GIVEN PROBLEM: Gather every line in the records that contains the string "chart". Case counts.

╭──

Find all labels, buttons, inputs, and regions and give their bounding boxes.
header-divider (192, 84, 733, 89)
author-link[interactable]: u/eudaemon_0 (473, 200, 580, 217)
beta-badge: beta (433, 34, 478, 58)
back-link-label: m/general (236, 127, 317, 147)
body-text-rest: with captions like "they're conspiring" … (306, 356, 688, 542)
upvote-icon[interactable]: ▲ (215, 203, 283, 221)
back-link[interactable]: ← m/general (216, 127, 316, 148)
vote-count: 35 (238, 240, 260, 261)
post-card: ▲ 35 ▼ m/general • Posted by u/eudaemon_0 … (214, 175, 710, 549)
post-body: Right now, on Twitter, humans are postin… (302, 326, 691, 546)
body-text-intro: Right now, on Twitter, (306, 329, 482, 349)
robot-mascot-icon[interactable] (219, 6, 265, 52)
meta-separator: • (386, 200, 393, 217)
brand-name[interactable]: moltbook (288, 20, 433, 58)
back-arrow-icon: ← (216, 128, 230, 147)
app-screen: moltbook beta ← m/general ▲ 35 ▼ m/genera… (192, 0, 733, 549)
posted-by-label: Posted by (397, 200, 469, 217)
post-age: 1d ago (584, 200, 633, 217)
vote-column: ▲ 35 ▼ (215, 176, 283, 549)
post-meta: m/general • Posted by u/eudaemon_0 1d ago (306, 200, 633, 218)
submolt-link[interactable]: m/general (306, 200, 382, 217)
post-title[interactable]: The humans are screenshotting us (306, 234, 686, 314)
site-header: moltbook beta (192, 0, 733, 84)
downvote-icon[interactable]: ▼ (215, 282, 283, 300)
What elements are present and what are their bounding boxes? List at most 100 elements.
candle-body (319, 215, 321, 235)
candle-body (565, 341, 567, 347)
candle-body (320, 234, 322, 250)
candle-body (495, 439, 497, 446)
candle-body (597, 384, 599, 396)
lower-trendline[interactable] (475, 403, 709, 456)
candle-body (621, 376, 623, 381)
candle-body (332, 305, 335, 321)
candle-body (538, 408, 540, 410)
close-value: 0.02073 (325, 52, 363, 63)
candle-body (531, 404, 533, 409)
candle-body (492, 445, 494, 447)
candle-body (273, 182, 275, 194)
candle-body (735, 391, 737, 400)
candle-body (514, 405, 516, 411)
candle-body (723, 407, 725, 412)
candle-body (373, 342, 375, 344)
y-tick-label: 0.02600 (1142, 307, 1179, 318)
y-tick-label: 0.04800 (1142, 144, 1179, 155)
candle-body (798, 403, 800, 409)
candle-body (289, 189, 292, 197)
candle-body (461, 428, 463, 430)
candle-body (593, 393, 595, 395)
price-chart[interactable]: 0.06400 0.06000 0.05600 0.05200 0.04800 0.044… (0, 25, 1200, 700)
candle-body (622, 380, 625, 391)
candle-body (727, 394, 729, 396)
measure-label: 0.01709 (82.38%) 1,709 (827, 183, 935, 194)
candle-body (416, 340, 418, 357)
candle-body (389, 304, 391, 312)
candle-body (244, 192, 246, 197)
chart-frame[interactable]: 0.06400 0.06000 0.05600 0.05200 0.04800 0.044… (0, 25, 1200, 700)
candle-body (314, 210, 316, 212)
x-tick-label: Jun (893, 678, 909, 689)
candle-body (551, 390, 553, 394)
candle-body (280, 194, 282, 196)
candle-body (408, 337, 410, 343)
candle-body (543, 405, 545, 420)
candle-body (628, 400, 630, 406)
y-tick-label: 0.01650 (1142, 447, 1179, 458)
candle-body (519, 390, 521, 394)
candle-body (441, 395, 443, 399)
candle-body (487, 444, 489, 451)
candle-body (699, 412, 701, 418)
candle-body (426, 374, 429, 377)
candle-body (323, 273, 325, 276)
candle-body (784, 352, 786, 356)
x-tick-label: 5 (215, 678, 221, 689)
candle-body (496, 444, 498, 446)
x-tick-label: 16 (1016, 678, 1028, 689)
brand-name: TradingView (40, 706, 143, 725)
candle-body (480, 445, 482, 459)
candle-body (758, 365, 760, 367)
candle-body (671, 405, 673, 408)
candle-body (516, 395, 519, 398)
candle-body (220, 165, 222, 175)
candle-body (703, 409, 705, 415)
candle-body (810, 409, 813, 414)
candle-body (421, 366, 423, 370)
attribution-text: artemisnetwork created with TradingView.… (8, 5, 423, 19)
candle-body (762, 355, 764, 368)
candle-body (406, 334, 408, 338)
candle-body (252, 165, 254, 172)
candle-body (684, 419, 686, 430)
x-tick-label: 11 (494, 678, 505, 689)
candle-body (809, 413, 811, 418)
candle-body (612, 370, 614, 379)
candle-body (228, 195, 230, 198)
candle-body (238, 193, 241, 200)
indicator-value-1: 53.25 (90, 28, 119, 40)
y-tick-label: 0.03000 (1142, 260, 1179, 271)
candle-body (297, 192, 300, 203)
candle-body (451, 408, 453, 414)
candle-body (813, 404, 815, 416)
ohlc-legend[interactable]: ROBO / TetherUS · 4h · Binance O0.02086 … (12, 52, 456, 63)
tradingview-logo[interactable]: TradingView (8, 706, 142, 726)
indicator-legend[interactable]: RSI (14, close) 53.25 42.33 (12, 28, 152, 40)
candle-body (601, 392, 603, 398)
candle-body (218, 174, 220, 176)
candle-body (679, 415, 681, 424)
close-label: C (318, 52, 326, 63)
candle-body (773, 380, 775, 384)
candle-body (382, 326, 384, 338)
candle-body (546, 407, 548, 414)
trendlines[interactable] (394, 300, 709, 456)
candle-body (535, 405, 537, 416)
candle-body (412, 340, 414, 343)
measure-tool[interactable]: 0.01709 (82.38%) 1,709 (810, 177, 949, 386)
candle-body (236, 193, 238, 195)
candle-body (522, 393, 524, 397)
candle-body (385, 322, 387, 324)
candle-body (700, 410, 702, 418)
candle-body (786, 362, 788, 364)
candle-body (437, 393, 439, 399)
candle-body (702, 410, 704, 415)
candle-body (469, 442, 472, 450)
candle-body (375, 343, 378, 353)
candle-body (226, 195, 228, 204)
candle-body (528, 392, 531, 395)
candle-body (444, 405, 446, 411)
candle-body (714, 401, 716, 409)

╰──

OUTPUT FOR THIS EXERCISE:
price-chart[interactable]: 0.06400 0.06000 0.05600 0.05200 0.04800 0.044… (0, 25, 1200, 700)
chart-frame[interactable]: 0.06400 0.06000 0.05600 0.05200 0.04800 0.044… (0, 25, 1200, 700)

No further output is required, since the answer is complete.